### Goal
Turn every item below into a Markdown table with two columns, "No." and "Entry": the row number goes under "No." and the line's text under "Entry". Leave out blank lines.

### Excerpted data
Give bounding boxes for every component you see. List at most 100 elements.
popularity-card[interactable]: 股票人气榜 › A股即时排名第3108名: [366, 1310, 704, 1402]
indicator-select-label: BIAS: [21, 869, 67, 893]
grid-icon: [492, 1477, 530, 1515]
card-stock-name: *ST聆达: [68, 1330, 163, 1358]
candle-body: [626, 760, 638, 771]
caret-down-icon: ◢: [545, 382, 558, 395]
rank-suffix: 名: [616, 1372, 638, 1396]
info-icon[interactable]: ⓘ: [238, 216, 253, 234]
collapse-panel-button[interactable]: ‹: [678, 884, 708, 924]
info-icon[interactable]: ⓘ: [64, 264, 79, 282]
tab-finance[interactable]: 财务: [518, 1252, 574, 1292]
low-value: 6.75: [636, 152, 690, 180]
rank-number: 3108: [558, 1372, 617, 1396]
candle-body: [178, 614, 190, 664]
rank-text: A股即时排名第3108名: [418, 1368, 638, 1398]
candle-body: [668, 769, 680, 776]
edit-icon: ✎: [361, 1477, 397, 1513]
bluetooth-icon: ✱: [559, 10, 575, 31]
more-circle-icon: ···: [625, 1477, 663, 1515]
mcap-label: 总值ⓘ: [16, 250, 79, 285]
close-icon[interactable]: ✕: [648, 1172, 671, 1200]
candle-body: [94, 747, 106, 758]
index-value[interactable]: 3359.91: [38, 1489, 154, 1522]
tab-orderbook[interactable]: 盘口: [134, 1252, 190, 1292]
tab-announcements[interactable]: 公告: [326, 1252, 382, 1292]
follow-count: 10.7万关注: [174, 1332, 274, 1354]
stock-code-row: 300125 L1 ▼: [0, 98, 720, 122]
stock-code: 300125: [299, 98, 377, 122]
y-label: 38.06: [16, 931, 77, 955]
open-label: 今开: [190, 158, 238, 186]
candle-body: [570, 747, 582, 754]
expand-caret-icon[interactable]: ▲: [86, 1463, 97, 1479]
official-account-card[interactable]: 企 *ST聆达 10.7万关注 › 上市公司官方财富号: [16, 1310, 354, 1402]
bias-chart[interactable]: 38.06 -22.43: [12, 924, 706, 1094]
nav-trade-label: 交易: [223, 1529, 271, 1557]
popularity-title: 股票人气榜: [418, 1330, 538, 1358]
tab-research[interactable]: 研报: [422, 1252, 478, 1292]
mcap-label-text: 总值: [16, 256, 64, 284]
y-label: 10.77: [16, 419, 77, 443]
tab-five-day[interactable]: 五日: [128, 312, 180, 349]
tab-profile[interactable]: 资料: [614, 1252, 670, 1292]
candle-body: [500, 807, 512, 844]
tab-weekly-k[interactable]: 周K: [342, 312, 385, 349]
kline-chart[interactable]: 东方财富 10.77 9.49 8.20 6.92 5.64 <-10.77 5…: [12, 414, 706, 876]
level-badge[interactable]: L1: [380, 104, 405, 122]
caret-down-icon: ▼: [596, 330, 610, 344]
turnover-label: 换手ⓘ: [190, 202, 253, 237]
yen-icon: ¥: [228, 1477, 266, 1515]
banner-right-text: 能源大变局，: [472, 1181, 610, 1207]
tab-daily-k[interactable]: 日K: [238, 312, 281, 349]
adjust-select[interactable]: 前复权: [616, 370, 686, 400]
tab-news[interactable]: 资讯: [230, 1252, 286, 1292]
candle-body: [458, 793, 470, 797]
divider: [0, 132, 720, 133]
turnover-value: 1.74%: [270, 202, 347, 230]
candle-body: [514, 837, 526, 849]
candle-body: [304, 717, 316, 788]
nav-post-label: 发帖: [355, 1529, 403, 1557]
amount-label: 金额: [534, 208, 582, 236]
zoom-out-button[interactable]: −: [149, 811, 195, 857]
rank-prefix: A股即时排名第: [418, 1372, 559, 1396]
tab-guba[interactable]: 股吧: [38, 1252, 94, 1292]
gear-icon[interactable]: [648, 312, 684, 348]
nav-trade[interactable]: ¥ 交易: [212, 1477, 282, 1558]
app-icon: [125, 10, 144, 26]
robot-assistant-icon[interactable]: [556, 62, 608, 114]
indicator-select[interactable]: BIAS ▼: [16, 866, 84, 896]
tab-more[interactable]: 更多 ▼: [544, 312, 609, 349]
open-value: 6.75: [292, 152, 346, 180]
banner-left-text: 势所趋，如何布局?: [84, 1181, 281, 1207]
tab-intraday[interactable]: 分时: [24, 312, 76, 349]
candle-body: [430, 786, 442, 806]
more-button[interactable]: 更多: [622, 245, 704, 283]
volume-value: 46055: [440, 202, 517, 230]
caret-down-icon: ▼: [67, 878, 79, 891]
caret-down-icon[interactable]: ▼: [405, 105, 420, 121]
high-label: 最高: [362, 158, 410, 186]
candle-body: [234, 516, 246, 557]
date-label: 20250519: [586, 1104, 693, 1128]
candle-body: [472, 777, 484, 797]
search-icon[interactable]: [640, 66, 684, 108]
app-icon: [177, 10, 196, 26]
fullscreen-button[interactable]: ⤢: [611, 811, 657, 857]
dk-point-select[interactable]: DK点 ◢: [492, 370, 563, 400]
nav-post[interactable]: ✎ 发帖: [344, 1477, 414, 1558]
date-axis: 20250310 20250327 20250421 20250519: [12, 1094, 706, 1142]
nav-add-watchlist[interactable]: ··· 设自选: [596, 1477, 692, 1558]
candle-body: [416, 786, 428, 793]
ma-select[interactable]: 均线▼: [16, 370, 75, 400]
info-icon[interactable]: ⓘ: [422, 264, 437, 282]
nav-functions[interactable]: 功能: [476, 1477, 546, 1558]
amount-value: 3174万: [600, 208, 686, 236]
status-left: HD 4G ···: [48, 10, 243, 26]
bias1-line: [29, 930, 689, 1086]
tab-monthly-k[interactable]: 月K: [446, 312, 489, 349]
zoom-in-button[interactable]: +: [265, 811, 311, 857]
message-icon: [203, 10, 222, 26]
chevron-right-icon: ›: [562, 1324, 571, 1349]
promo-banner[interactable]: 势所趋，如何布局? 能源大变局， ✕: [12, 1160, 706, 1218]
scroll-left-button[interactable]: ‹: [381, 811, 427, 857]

### Task answer
| No. | Entry |
|---|---|
| 1 | Give bounding boxes for every component you see. List at most 100 elements. |
| 2 | popularity-card[interactable]: 股票人气榜 › A股即时排名第3108名: [366, 1310, 704, 1402] |
| 3 | indicator-select-label: BIAS: [21, 869, 67, 893] |
| 4 | grid-icon: [492, 1477, 530, 1515] |
| 5 | card-stock-name: *ST聆达: [68, 1330, 163, 1358] |
| 6 | candle-body: [626, 760, 638, 771] |
| 7 | caret-down-icon: ◢: [545, 382, 558, 395] |
| 8 | rank-suffix: 名: [616, 1372, 638, 1396] |
| 9 | info-icon[interactable]: ⓘ: [238, 216, 253, 234] |
| 10 | collapse-panel-button[interactable]: ‹: [678, 884, 708, 924] |
| 11 | info-icon[interactable]: ⓘ: [64, 264, 79, 282] |
| 12 | tab-finance[interactable]: 财务: [518, 1252, 574, 1292] |
| 13 | low-value: 6.75: [636, 152, 690, 180] |
| 14 | rank-number: 3108: [558, 1372, 617, 1396] |
| 15 | candle-body: [178, 614, 190, 664] |
| 16 | rank-text: A股即时排名第3108名: [418, 1368, 638, 1398] |
| 17 | candle-body: [668, 769, 680, 776] |
| 18 | edit-icon: ✎: [361, 1477, 397, 1513] |
| 19 | bluetooth-icon: ✱: [559, 10, 575, 31] |
| 20 | more-circle-icon: ···: [625, 1477, 663, 1515] |
| 21 | mcap-label: 总值ⓘ: [16, 250, 79, 285] |
| 22 | close-icon[interactable]: ✕: [648, 1172, 671, 1200] |
| 23 | candle-body: [94, 747, 106, 758] |
| 24 | index-value[interactable]: 3359.91: [38, 1489, 154, 1522] |
| 25 | tab-orderbook[interactable]: 盘口: [134, 1252, 190, 1292] |
| 26 | tab-announcements[interactable]: 公告: [326, 1252, 382, 1292] |
| 27 | follow-count: 10.7万关注: [174, 1332, 274, 1354] |
| 28 | stock-code-row: 300125 L1 ▼: [0, 98, 720, 122] |
| 29 | stock-code: 300125: [299, 98, 377, 122] |
| 30 | y-label: 38.06: [16, 931, 77, 955] |
| 31 | open-label: 今开: [190, 158, 238, 186] |
| 32 | candle-body: [570, 747, 582, 754] |
| 33 | expand-caret-icon[interactable]: ▲: [86, 1463, 97, 1479] |
| 34 | official-account-card[interactable]: 企 *ST聆达 10.7万关注 › 上市公司官方财富号: [16, 1310, 354, 1402] |
| 35 | bias-chart[interactable]: 38.06 -22.43: [12, 924, 706, 1094] |
| 36 | nav-trade-label: 交易: [223, 1529, 271, 1557] |
| 37 | popularity-title: 股票人气榜: [418, 1330, 538, 1358] |
| 38 | tab-research[interactable]: 研报: [422, 1252, 478, 1292] |
| 39 | mcap-label-text: 总值: [16, 256, 64, 284] |
| 40 | y-label: 10.77: [16, 419, 77, 443] |
| 41 | tab-five-day[interactable]: 五日: [128, 312, 180, 349] |
| 42 | tab-profile[interactable]: 资料: [614, 1252, 670, 1292] |
| 43 | candle-body: [500, 807, 512, 844] |
| 44 | tab-weekly-k[interactable]: 周K: [342, 312, 385, 349] |
| 45 | kline-chart[interactable]: 东方财富 10.77 9.49 8.20 6.92 5.64 <-10.77 5…: [12, 414, 706, 876] |
| 46 | level-badge[interactable]: L1: [380, 104, 405, 122] |
| 47 | caret-down-icon: ▼: [596, 330, 610, 344] |
| 48 | turnover-label: 换手ⓘ: [190, 202, 253, 237] |
| 49 | yen-icon: ¥: [228, 1477, 266, 1515] |
| 50 | banner-right-text: 能源大变局，: [472, 1181, 610, 1207] |
| 51 | tab-daily-k[interactable]: 日K: [238, 312, 281, 349] |
| 52 | adjust-select[interactable]: 前复权: [616, 370, 686, 400] |
| 53 | tab-news[interactable]: 资讯: [230, 1252, 286, 1292] |
| 54 | candle-body: [458, 793, 470, 797] |
| 55 | divider: [0, 132, 720, 133] |
| 56 | turnover-value: 1.74%: [270, 202, 347, 230] |
| 57 | candle-body: [514, 837, 526, 849] |
| 58 | candle-body: [304, 717, 316, 788] |
| 59 | nav-post-label: 发帖: [355, 1529, 403, 1557] |
| 60 | amount-label: 金额: [534, 208, 582, 236] |
| 61 | zoom-out-button[interactable]: −: [149, 811, 195, 857] |
| 62 | rank-prefix: A股即时排名第: [418, 1372, 559, 1396] |
| 63 | tab-guba[interactable]: 股吧: [38, 1252, 94, 1292] |
| 64 | gear-icon[interactable]: [648, 312, 684, 348] |
| 65 | nav-trade[interactable]: ¥ 交易: [212, 1477, 282, 1558] |
| 66 | app-icon: [125, 10, 144, 26] |
| 67 | robot-assistant-icon[interactable]: [556, 62, 608, 114] |
| 68 | indicator-select[interactable]: BIAS ▼: [16, 866, 84, 896] |
| 69 | tab-more[interactable]: 更多 ▼: [544, 312, 609, 349] |
| 70 | open-value: 6.75: [292, 152, 346, 180] |
| 71 | banner-left-text: 势所趋，如何布局?: [84, 1181, 281, 1207] |
| 72 | tab-intraday[interactable]: 分时: [24, 312, 76, 349] |
| 73 | candle-body: [430, 786, 442, 806] |
| 74 | more-button[interactable]: 更多: [622, 245, 704, 283] |
| 75 | volume-value: 46055: [440, 202, 517, 230] |
| 76 | caret-down-icon: ▼: [67, 878, 79, 891] |
| 77 | caret-down-icon[interactable]: ▼: [405, 105, 420, 121] |
| 78 | high-label: 最高: [362, 158, 410, 186] |
| 79 | candle-body: [234, 516, 246, 557] |
| 80 | date-label: 20250519: [586, 1104, 693, 1128] |
| 81 | candle-body: [472, 777, 484, 797] |
| 82 | search-icon[interactable]: [640, 66, 684, 108] |
| 83 | app-icon: [177, 10, 196, 26] |
| 84 | fullscreen-button[interactable]: ⤢: [611, 811, 657, 857] |
| 85 | dk-point-select[interactable]: DK点 ◢: [492, 370, 563, 400] |
| 86 | nav-post[interactable]: ✎ 发帖: [344, 1477, 414, 1558] |
| 87 | date-axis: 20250310 20250327 20250421 20250519: [12, 1094, 706, 1142] |
| 88 | nav-add-watchlist[interactable]: ··· 设自选: [596, 1477, 692, 1558] |
| 89 | candle-body: [416, 786, 428, 793] |
| 90 | ma-select[interactable]: 均线▼: [16, 370, 75, 400] |
| 91 | info-icon[interactable]: ⓘ: [422, 264, 437, 282] |
| 92 | nav-functions[interactable]: 功能: [476, 1477, 546, 1558] |
| 93 | amount-value: 3174万: [600, 208, 686, 236] |
| 94 | status-left: HD 4G ···: [48, 10, 243, 26] |
| 95 | bias1-line: [29, 930, 689, 1086] |
| 96 | tab-monthly-k[interactable]: 月K: [446, 312, 489, 349] |
| 97 | zoom-in-button[interactable]: +: [265, 811, 311, 857] |
| 98 | message-icon: [203, 10, 222, 26] |
| 99 | chevron-right-icon: ›: [562, 1324, 571, 1349] |
| 100 | promo-banner[interactable]: 势所趋，如何布局? 能源大变局， ✕: [12, 1160, 706, 1218] |
| 101 | scroll-left-button[interactable]: ‹: [381, 811, 427, 857] |